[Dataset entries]

==============================

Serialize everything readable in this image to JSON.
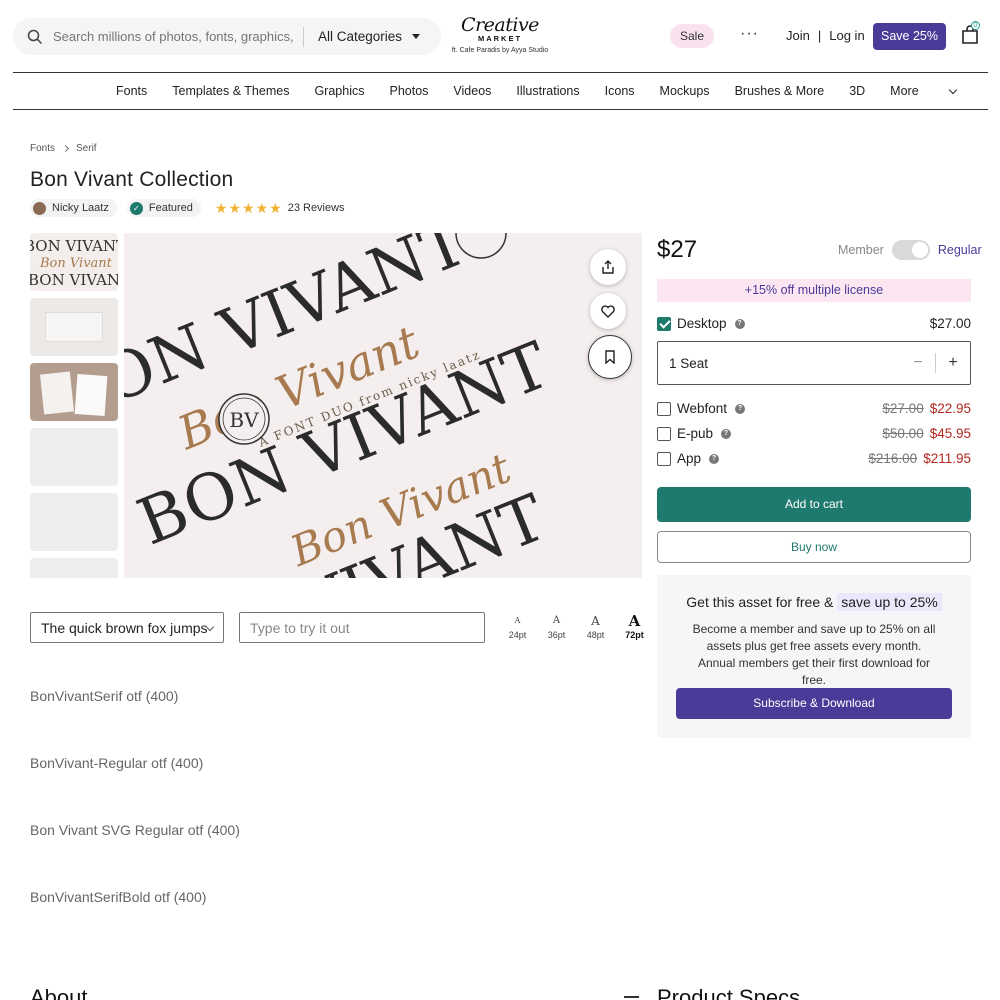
{
  "header": {
    "search_placeholder": "Search millions of photos, fonts, graphics, an...",
    "category": "All Categories",
    "logo_line1": "Creative",
    "logo_line2": "MARKET",
    "logo_tagline": "ft. Cafe Paradis by Ayya Studio",
    "sale": "Sale",
    "more_dots": "···",
    "join": "Join",
    "separator": "|",
    "login": "Log in",
    "save_button": "Save 25%",
    "cart_count": "0"
  },
  "nav": {
    "items": [
      "Fonts",
      "Templates & Themes",
      "Graphics",
      "Photos",
      "Videos",
      "Illustrations",
      "Icons",
      "Mockups",
      "Brushes & More",
      "3D"
    ],
    "more": "More"
  },
  "breadcrumb": [
    "Fonts",
    "Serif"
  ],
  "product": {
    "title": "Bon Vivant Collection",
    "author": "Nicky Laatz",
    "featured": "Featured",
    "rating": 5,
    "reviews": "23 Reviews"
  },
  "preview": {
    "banner_big": [
      "BON VIVANT",
      "BON VIVANT",
      "BON VIVANT"
    ],
    "script": "Bon Vivant",
    "subtitle": "A FONT DUO from nicky laatz",
    "monogram": "BV"
  },
  "tester": {
    "sample_text": "The quick brown fox jumps",
    "try_placeholder": "Type to try it out",
    "sizes": [
      {
        "label": "24pt",
        "glyph": "A"
      },
      {
        "label": "36pt",
        "glyph": "A"
      },
      {
        "label": "48pt",
        "glyph": "A"
      },
      {
        "label": "72pt",
        "glyph": "A"
      }
    ],
    "active_size": "72pt"
  },
  "font_styles": [
    "BonVivantSerif otf (400)",
    "BonVivant-Regular otf (400)",
    "Bon Vivant SVG Regular otf (400)",
    "BonVivantSerifBold otf (400)"
  ],
  "sections": {
    "about": "About",
    "specs": "Product Specs"
  },
  "purchase": {
    "price": "$27",
    "license_member": "Member",
    "license_regular": "Regular",
    "promo_bold": "+15% off",
    "promo_text": "multiple license",
    "desktop": {
      "label": "Desktop",
      "price": "$27.00",
      "checked": true
    },
    "seat": "1 Seat",
    "options": [
      {
        "label": "Webfont",
        "old": "$27.00",
        "new": "$22.95"
      },
      {
        "label": "E-pub",
        "old": "$50.00",
        "new": "$45.95"
      },
      {
        "label": "App",
        "old": "$216.00",
        "new": "$211.95"
      }
    ],
    "add_to_cart": "Add to cart",
    "buy_now": "Buy now"
  },
  "membership": {
    "title_prefix": "Get this asset for free &",
    "title_highlight": "save up to 25%",
    "body": "Become a member and save up to 25% on all assets plus get free assets every month. Annual members get their first download for free.",
    "button": "Subscribe & Download"
  },
  "colors": {
    "accent_teal": "#1f7a6e",
    "accent_purple": "#4b3b99",
    "sale_red": "#b3261e",
    "promo_pink": "#fbe6f1",
    "gold_star": "#f2b233"
  }
}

==============================

Nothing in the entries should change as you copy them, except that the pictures are left out.

Serialize everything readable in this image to JSON.
{
  "header": {
    "search_placeholder": "Search millions of photos, fonts, graphics, an...",
    "category": "All Categories",
    "logo_line1": "Creative",
    "logo_line2": "MARKET",
    "logo_tagline": "ft. Cafe Paradis by Ayya Studio",
    "sale": "Sale",
    "more_dots": "···",
    "join": "Join",
    "separator": "|",
    "login": "Log in",
    "save_button": "Save 25%",
    "cart_count": "0"
  },
  "nav": {
    "items": [
      "Fonts",
      "Templates & Themes",
      "Graphics",
      "Photos",
      "Videos",
      "Illustrations",
      "Icons",
      "Mockups",
      "Brushes & More",
      "3D"
    ],
    "more": "More"
  },
  "breadcrumb": [
    "Fonts",
    "Serif"
  ],
  "product": {
    "title": "Bon Vivant Collection",
    "author": "Nicky Laatz",
    "featured": "Featured",
    "rating": 5,
    "reviews": "23 Reviews"
  },
  "preview": {
    "banner_big": [
      "BON VIVANT",
      "BON VIVANT",
      "BON VIVANT"
    ],
    "script": "Bon Vivant",
    "subtitle": "A FONT DUO from nicky laatz",
    "monogram": "BV"
  },
  "tester": {
    "sample_text": "The quick brown fox jumps",
    "try_placeholder": "Type to try it out",
    "sizes": [
      {
        "label": "24pt",
        "glyph": "A"
      },
      {
        "label": "36pt",
        "glyph": "A"
      },
      {
        "label": "48pt",
        "glyph": "A"
      },
      {
        "label": "72pt",
        "glyph": "A"
      }
    ],
    "active_size": "72pt"
  },
  "font_styles": [
    "BonVivantSerif otf (400)",
    "BonVivant-Regular otf (400)",
    "Bon Vivant SVG Regular otf (400)",
    "BonVivantSerifBold otf (400)"
  ],
  "sections": {
    "about": "About",
    "specs": "Product Specs"
  },
  "purchase": {
    "price": "$27",
    "license_member": "Member",
    "license_regular": "Regular",
    "promo_bold": "+15% off",
    "promo_text": "multiple license",
    "desktop": {
      "label": "Desktop",
      "price": "$27.00",
      "checked": true
    },
    "seat": "1 Seat",
    "options": [
      {
        "label": "Webfont",
        "old": "$27.00",
        "new": "$22.95"
      },
      {
        "label": "E-pub",
        "old": "$50.00",
        "new": "$45.95"
      },
      {
        "label": "App",
        "old": "$216.00",
        "new": "$211.95"
      }
    ],
    "add_to_cart": "Add to cart",
    "buy_now": "Buy now"
  },
  "membership": {
    "title_prefix": "Get this asset for free &",
    "title_highlight": "save up to 25%",
    "body": "Become a member and save up to 25% on all assets plus get free assets every month. Annual members get their first download for free.",
    "button": "Subscribe & Download"
  },
  "colors": {
    "accent_teal": "#1f7a6e",
    "accent_purple": "#4b3b99",
    "sale_red": "#b3261e",
    "promo_pink": "#fbe6f1",
    "gold_star": "#f2b233"
  }
}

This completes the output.